- _REQUIRED WORK_:
Carry on the article about the Pirates calling up Konnor Griffin, picking up after its final sentence.

- _TEXT TO READ_:

Pirates To Promote Konnor Griffin


The Pirates are calling up shortstop Konnor Griffin, the top prospect in all of baseball, to make his major league debut in tomorrow’s home opener, Pirates insider Jason Mackey reports. The team has confirmed Griffin’s promotion but has not yet formally selected his contract to the 40-man roster. They’ll need to do so and make corresponding 26-man and 40-man transactions prior to first pitch tomorrow.

Griffin was in the mix to break camp on Pittsburgh’s Opening Day roster but was reassigned to minor league camp late in spring training. The two parties have continued talks on what would be a record-setting contract extension — expected to be both the largest ever for a player with little to no major league service time (surpassing Colt Emerson‘s recent eight-year $95MM deal with the Mariners) and the Pirates’ franchise-record contract ($100MM for Bryan Reynolds).

It’s possible the Bucs simply wanted Griffin to make his debut at home, popping ticket sales throughout the weekend and further boosting excitement for fans after an uncharacteristically aggressive offseason. It’s also feasible that the two parties have become close enough on a long-term contract that the Pirates are making the move to promote him now and will announce an extension not long after his debut. The benefits in that scenario are straightforward. Players who sign extensions before making their MLB debut are not eligible to net draft picks for their club under MLB’s prospect promotion incentives; players who sign extensions after debuting remain PPI eligible. So long as any contract is finalized after Griffin has debuted, he’d net the Pirates an extra draft pick either by winning 2026 NL Rookie of the Year honors or with a top-three finish in MVP voting in 2026-28. (A player can only generate one total PPI pick for his team.)

- _SUPPLIED INFORMATION_:
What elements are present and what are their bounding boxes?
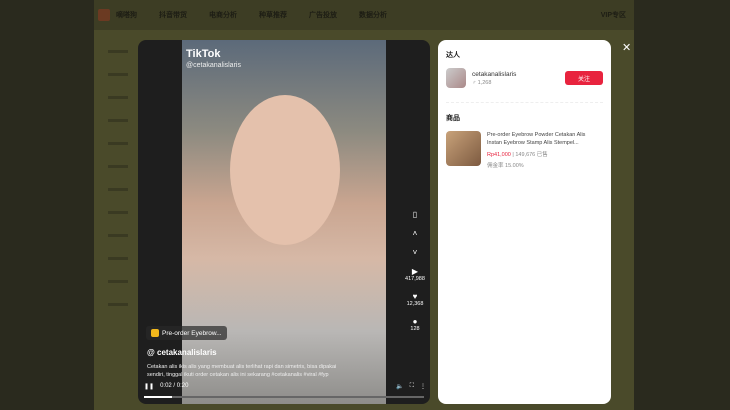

- _RESPONSE TO THIS EXERCISE_:
Griffin is still three weeks away from his 20th birthday, but the 19-year-old phenom will get his chance to prove he’s ready for the big time. A physical beast already standing 6’3″ and weighing 225 pounds, Griffin is perhaps the most touted No. 1 overall prospect in recent memory. He draws plus (60) to plus-plus (70) grades on the 20-80 scale for all of his tools across the board. Griffin is an elite runner who scouts believe can stick at shortstop while hitting for both average and power.

Selected with the No. 9 overall pick in 2024, Griffin has played just one full professional season, and the results were borderline comical. He sprinted through the minors last year, climbing from Low-A to Double-A and absolutely raking at each of his three stops. Griffin totaled 563 plate appearances overall and slashed .333/.415/.527 with 21 home runs, 23 doubles, four triples and an eye-popping 65 stolen bases in 78 tries (83.3%). He walked at an 8.9% clip and struck out at a 21.7% rate.

Those numbers are staggering on their own. By measure of wRC+, Griffin was 65% better than an average hitter across those three levels. That ignores the context that the Mississippi native was among the youngest players — if not the youngest player — at all of those stops. Griffin hit just .171 in 46 spring plate appearances with the Pirates but still popped four home runs. He’s taken 21 plate appearances in Triple-A to begin this season and gone 7-for-16 with three doubles, three steals, five walks and only four strikeouts.

With the Pirates, Griffin will immediately step in as the team’s everyday shortstop. That’ll push Jared Triolo to a bench role for which he’s probably better suited. Triolo is an adept defender at multiple infield spots but carries just a .234/.319/.343 slash in 1054 plate appearances at the major league level. He can mix in at any of the four infield spots now, though he’s not going to supplant starters Spencer Horwitz (first base), Brandon Lowe (second base) or Nick Gonzales (third base) unless there’s an injury or a prolonged stretch of poor play from Gonzales as he acclimates to the hot corner.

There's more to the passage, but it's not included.